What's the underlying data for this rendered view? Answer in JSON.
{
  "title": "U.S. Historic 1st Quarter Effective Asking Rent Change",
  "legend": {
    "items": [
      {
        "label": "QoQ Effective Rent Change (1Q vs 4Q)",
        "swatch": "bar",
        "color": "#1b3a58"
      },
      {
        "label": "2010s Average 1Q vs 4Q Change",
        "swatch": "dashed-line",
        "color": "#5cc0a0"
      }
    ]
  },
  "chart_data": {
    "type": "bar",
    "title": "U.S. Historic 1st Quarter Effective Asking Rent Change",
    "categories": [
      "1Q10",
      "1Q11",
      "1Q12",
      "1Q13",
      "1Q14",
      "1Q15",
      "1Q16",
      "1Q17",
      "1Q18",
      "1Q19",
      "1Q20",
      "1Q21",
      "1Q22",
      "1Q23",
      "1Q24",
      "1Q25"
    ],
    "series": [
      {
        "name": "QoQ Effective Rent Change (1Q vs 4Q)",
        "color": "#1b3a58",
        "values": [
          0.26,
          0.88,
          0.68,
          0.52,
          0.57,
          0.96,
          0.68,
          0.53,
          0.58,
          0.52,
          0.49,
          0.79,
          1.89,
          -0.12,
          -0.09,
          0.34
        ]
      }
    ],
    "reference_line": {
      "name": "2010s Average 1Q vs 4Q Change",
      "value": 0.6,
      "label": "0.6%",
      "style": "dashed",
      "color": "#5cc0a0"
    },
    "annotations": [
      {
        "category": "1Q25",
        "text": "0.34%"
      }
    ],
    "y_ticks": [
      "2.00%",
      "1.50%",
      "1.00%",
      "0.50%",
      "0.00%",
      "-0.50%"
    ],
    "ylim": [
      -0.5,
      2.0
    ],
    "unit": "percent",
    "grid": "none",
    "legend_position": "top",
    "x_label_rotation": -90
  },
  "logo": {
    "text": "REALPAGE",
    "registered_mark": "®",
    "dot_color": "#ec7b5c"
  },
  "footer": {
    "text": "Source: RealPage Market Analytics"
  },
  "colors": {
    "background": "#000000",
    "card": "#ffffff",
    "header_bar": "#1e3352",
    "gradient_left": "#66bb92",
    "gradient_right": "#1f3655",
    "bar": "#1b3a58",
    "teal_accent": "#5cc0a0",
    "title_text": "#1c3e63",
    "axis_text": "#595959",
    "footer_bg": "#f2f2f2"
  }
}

__________

TASK BRIEF:
Check each line in the records for the word "Quarter" and say how many have it, with nothing else.

EXERCISE RESULT:
2